Goal :: Please list each line below that contains the word "Tutte".

Record excerpts ::
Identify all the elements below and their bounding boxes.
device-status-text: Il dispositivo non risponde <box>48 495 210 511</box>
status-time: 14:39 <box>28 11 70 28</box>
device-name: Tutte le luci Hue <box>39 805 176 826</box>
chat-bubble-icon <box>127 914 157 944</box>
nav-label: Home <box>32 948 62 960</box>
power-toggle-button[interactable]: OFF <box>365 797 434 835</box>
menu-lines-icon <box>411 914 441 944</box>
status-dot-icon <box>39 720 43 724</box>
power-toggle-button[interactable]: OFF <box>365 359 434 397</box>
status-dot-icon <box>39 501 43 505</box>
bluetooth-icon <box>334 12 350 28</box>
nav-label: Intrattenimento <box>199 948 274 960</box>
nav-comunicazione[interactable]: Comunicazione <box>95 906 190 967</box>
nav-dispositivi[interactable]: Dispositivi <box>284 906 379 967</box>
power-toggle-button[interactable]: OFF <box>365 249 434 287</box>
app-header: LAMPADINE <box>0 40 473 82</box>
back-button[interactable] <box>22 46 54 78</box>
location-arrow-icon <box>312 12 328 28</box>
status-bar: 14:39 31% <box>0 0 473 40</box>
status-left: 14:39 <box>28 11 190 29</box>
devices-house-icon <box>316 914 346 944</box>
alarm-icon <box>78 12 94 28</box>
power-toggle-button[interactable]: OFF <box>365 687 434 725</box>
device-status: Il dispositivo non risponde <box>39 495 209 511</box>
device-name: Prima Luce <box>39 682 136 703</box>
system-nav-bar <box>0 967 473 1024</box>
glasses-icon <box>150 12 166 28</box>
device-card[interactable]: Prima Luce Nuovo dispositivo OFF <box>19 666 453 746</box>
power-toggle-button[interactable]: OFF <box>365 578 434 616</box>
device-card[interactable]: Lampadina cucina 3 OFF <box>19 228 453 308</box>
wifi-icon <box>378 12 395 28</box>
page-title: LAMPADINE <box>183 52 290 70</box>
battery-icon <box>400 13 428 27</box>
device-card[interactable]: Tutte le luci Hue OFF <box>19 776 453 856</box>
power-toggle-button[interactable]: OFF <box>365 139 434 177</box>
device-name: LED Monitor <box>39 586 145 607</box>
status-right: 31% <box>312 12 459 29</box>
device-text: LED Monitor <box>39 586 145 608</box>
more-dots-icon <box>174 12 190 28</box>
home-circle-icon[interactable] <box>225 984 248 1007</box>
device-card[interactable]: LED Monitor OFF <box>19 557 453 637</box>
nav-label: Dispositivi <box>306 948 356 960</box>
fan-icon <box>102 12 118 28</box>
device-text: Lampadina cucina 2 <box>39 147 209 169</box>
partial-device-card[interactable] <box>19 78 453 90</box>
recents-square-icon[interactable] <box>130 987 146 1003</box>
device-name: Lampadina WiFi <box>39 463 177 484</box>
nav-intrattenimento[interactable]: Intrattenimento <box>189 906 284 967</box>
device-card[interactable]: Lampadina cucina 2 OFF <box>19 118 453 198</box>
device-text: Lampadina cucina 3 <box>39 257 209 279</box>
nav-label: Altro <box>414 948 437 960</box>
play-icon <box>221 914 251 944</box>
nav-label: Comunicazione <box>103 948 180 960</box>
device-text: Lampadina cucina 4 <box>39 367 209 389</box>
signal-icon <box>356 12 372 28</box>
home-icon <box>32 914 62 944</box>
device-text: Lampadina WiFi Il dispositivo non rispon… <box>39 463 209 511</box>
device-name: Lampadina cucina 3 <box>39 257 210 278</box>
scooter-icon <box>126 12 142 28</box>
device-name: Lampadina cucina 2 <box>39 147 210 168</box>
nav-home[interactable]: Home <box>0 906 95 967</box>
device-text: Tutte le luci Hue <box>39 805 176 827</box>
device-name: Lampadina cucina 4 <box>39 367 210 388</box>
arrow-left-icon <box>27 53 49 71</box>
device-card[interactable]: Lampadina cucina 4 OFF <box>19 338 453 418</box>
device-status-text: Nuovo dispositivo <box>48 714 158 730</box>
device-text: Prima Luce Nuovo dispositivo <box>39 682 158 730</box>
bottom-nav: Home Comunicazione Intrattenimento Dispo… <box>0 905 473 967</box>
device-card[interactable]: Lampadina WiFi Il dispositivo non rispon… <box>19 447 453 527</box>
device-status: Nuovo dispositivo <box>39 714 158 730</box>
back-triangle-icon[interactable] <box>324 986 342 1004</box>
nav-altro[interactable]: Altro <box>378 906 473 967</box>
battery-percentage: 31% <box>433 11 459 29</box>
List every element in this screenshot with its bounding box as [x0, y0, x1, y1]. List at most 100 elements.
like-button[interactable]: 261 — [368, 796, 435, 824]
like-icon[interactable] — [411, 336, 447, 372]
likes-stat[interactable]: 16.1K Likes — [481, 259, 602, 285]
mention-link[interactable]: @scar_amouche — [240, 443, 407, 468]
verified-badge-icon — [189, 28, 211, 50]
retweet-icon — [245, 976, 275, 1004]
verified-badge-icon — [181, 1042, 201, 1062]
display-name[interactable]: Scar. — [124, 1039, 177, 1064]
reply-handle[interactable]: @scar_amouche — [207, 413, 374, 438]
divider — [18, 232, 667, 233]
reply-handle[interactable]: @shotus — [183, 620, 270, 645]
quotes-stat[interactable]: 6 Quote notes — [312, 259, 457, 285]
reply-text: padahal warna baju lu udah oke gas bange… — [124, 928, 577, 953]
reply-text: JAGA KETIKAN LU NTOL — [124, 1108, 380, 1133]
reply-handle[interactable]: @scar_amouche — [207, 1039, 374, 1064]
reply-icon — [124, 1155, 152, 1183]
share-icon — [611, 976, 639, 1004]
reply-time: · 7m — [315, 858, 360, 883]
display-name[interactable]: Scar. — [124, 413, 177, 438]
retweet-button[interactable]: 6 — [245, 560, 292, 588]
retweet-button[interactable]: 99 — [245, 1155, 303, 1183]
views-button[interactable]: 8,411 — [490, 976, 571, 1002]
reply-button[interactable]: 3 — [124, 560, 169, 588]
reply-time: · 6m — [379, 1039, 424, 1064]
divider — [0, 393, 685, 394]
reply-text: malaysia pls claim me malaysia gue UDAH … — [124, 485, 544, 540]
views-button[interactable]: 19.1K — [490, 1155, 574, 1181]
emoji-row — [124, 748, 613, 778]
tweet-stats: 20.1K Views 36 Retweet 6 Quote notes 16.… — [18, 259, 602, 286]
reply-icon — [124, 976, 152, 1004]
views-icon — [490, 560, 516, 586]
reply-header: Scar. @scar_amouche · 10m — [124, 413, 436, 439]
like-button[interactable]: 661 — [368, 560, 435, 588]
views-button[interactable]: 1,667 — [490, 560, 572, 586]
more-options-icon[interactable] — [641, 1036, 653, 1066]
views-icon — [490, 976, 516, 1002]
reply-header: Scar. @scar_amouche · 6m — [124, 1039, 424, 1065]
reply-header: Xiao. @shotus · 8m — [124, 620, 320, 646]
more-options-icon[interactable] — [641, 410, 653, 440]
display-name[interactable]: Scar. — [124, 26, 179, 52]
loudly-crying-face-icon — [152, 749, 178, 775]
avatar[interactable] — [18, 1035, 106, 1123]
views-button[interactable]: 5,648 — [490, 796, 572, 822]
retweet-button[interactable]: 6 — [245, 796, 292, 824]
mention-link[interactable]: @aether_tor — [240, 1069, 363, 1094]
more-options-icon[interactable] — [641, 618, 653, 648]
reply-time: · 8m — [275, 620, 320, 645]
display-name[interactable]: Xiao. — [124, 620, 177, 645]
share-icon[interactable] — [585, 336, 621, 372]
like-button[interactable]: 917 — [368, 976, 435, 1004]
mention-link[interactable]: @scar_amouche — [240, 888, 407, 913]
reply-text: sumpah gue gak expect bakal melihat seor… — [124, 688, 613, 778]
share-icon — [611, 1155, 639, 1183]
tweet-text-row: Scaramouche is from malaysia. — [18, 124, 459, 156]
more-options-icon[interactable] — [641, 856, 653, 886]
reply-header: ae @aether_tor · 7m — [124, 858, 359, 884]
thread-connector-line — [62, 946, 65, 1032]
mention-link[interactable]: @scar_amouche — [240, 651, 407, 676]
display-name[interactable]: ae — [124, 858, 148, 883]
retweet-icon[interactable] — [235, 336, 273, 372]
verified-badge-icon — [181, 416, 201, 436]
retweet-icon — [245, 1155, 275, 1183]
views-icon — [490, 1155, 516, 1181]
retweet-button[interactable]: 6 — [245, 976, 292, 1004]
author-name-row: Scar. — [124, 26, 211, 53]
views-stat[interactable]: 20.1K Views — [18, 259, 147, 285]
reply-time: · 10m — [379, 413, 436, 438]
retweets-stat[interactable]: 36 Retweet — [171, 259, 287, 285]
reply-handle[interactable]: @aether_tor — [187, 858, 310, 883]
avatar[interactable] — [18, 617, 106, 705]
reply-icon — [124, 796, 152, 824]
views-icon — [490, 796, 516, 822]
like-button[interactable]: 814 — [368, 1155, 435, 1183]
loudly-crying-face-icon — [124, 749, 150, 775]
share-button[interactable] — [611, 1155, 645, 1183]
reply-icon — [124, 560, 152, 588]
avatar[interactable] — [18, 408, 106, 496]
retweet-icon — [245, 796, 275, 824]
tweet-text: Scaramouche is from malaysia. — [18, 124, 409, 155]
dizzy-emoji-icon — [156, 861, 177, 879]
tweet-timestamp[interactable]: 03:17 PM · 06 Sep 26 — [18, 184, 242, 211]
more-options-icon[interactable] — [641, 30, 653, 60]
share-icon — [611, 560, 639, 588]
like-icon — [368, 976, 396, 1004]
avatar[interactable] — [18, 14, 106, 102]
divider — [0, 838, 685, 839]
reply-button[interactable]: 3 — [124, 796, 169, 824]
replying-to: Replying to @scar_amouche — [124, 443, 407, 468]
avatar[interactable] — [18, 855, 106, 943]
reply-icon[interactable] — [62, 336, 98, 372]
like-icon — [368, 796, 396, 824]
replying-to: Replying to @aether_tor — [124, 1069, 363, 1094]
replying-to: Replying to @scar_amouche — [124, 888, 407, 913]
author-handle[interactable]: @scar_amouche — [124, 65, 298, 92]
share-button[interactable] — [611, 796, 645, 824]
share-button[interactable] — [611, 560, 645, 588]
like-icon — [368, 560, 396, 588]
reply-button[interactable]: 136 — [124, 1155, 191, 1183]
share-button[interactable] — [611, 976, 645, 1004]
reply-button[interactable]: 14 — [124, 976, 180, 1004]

Problem solution ::
device-name: Tutte le luci Hue <box>39 805 176 826</box>
device-card[interactable]: Tutte le luci Hue OFF <box>19 776 453 856</box>
device-text: Tutte le luci Hue <box>39 805 176 827</box>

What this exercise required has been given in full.